#' Calculate Johnson-Neyman intervals for 2-way interactions
#'
#' \code{johnson_neyman} finds so-called "Johnson-Neyman" intervals for
#' understanding where simple slopes are significant in the context of
#' interactions in multiple linear regression.
#'
#' @param model A regression model. It is tested with `lm`, `glm`, and
#' `svyglm` objects, but others may work as well. It should contain the
#' interaction of interest. Be aware that just because the computations
#' work, this does not necessarily mean the procedure is appropriate for
#' the type of model you have.
#'
#' @param pred The predictor variable involved in the interaction.
#'
#' @param modx The moderator variable involved in the interaction.
#'
#' @param vmat Optional. You may supply the variance-covariance matrix of the
#' coefficients yourself. This is useful if you are using robust standard
#' errors, as you could if using the \pkg{sandwich} package.
#'
#' @param alpha The alpha level. By default, the standard 0.05.
#'
#' @param plot Should a plot of the results be printed? Default is \code{TRUE}.
#' The \code{ggplot2} object is returned either way.

Description of the task: Copy out, word for word, the stretch of the johnson_neyman documentation above from "#' Calculate Johnson-Neyman" through "multiple linear regression.".

Material provided:
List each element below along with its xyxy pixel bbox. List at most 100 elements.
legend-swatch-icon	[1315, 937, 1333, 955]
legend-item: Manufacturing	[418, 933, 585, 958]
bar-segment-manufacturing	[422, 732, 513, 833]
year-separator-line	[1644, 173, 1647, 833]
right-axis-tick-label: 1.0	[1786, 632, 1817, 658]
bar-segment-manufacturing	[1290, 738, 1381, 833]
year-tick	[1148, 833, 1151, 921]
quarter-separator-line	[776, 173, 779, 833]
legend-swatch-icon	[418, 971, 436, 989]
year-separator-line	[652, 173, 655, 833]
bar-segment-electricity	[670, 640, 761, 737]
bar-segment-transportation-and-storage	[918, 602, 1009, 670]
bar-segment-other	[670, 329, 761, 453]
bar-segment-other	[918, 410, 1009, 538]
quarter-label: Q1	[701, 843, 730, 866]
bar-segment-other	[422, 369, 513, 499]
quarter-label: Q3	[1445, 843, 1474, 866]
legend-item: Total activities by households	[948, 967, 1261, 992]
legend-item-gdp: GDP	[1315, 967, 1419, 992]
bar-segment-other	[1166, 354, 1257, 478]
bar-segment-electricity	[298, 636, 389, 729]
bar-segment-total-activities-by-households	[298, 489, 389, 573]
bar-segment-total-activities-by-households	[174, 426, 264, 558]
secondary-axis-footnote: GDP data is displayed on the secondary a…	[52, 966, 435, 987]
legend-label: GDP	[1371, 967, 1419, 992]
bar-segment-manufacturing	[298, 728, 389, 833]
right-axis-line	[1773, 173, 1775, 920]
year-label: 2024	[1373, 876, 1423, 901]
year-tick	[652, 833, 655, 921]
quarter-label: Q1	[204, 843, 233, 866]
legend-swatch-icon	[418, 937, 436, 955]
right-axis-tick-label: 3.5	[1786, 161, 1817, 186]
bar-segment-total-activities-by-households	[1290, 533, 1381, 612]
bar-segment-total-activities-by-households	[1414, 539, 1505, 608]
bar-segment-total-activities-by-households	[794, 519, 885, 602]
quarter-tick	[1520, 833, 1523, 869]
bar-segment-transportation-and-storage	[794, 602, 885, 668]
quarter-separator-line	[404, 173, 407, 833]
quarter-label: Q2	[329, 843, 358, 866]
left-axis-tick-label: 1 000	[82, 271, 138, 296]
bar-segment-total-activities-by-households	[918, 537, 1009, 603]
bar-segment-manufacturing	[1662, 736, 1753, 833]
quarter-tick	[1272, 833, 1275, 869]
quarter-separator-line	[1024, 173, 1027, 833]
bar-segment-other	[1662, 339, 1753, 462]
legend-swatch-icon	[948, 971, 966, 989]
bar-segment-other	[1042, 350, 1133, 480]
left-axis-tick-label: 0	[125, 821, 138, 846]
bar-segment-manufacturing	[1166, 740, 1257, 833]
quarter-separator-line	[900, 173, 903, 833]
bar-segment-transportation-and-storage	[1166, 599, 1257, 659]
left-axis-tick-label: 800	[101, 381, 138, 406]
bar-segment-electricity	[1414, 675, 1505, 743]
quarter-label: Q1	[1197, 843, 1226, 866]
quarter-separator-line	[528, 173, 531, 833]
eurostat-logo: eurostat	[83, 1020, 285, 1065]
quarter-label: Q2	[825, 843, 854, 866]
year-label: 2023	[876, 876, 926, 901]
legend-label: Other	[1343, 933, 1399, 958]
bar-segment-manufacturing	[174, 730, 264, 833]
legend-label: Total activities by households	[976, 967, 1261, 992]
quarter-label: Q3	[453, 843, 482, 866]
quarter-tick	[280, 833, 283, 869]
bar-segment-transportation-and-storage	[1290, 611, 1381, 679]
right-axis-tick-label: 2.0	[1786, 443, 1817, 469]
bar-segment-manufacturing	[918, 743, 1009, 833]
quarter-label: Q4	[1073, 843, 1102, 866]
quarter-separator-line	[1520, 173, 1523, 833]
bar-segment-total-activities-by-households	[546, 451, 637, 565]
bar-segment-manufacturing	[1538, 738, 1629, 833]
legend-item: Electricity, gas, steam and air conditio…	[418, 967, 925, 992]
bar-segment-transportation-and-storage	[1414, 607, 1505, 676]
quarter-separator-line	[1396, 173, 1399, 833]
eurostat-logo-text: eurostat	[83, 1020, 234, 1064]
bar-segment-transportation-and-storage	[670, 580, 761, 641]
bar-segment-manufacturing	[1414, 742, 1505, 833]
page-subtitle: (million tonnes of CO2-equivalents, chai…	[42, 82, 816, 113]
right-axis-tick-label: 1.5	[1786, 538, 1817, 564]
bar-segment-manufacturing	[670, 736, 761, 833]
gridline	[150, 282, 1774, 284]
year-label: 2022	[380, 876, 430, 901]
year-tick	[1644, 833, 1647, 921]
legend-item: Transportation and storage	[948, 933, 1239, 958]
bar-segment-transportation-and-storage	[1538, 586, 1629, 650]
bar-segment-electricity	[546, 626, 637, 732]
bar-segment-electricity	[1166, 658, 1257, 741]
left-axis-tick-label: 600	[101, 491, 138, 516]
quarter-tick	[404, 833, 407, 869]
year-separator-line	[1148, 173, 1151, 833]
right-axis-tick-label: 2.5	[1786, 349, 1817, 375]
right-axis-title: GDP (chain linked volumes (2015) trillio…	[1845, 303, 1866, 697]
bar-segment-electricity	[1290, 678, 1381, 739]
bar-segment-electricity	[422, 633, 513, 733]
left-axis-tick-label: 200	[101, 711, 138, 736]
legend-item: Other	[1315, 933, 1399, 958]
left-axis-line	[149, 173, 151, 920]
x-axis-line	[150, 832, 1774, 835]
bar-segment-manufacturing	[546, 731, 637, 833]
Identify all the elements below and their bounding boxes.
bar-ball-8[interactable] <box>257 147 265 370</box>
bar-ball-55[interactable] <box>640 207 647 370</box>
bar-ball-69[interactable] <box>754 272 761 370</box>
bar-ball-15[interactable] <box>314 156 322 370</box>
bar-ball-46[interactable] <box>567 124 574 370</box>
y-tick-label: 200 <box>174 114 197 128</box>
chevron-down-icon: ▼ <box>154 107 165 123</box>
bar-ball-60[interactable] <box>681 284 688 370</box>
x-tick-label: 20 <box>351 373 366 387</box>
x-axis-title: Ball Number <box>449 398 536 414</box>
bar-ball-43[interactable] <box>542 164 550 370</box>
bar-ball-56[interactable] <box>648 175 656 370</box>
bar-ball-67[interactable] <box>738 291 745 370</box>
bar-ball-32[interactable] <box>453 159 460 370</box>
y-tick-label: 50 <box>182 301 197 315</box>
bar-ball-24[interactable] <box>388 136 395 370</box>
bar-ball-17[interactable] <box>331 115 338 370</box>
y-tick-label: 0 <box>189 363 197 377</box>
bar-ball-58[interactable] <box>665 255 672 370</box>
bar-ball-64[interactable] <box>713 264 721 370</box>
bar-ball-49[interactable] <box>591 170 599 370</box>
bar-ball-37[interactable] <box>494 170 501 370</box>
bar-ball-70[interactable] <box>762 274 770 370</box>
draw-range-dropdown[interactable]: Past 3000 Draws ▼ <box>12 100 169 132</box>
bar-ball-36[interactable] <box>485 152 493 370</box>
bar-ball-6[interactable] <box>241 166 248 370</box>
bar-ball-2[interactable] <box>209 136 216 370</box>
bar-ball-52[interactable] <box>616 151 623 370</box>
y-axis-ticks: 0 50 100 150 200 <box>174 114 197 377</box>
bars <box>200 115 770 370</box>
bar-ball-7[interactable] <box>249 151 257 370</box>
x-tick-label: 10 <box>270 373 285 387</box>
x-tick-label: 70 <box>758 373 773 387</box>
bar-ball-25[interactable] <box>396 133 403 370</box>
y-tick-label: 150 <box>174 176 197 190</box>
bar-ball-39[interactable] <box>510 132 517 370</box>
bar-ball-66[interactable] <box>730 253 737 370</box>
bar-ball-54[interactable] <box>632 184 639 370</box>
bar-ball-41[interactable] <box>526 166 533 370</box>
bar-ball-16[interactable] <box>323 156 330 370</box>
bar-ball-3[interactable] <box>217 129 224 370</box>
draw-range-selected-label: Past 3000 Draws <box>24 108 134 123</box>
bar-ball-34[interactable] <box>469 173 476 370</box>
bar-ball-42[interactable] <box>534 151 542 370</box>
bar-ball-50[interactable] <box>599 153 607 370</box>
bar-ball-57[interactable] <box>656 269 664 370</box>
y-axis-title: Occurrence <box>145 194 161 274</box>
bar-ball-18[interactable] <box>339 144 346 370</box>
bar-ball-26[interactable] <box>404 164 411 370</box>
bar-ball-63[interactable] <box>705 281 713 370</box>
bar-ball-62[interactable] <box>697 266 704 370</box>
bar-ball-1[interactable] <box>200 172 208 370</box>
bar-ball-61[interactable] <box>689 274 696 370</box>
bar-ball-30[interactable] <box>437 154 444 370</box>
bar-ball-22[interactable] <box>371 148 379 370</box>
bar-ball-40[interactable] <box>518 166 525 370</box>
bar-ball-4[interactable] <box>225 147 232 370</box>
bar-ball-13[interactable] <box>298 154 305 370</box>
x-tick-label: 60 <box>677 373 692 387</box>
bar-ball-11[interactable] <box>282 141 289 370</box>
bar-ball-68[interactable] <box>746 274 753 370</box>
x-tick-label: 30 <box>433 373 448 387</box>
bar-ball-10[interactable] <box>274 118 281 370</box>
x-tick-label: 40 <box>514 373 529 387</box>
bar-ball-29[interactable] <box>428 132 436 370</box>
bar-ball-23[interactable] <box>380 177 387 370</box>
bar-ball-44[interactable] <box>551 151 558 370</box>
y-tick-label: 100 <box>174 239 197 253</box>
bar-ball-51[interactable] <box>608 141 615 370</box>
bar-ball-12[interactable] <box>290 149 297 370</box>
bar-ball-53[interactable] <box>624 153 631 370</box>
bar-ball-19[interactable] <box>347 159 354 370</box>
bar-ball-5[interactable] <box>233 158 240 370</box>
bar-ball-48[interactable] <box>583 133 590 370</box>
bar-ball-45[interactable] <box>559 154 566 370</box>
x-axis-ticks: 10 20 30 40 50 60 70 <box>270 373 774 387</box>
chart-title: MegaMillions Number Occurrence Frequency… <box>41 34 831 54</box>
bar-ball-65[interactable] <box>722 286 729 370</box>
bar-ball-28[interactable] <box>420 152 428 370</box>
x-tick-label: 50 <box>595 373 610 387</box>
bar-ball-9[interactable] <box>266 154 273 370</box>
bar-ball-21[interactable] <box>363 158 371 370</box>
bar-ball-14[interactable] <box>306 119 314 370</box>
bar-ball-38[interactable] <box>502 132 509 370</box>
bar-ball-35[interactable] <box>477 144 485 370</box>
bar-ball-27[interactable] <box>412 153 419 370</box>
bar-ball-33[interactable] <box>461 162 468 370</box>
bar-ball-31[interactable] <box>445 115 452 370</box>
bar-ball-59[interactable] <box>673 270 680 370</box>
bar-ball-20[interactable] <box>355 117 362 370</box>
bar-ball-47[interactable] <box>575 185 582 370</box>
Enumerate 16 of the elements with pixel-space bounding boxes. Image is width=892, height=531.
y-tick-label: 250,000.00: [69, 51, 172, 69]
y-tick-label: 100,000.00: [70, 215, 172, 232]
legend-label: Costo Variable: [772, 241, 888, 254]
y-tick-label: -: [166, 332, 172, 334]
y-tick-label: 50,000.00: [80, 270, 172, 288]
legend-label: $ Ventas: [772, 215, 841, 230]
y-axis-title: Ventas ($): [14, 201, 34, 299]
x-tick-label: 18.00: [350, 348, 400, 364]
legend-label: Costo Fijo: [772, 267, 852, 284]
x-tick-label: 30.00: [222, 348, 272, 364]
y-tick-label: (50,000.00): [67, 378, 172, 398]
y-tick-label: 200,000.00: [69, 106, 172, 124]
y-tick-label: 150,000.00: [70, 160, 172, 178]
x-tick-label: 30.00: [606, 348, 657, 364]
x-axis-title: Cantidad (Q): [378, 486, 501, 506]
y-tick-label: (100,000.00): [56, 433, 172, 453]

Complete answer:
#' Calculate Johnson-Neyman intervals for 2-way interactions
#'
#' \code{johnson_neyman} finds so-called "Johnson-Neyman" intervals for
#' understanding where simple slopes are significant in the context of
#' interactions in multiple linear regression.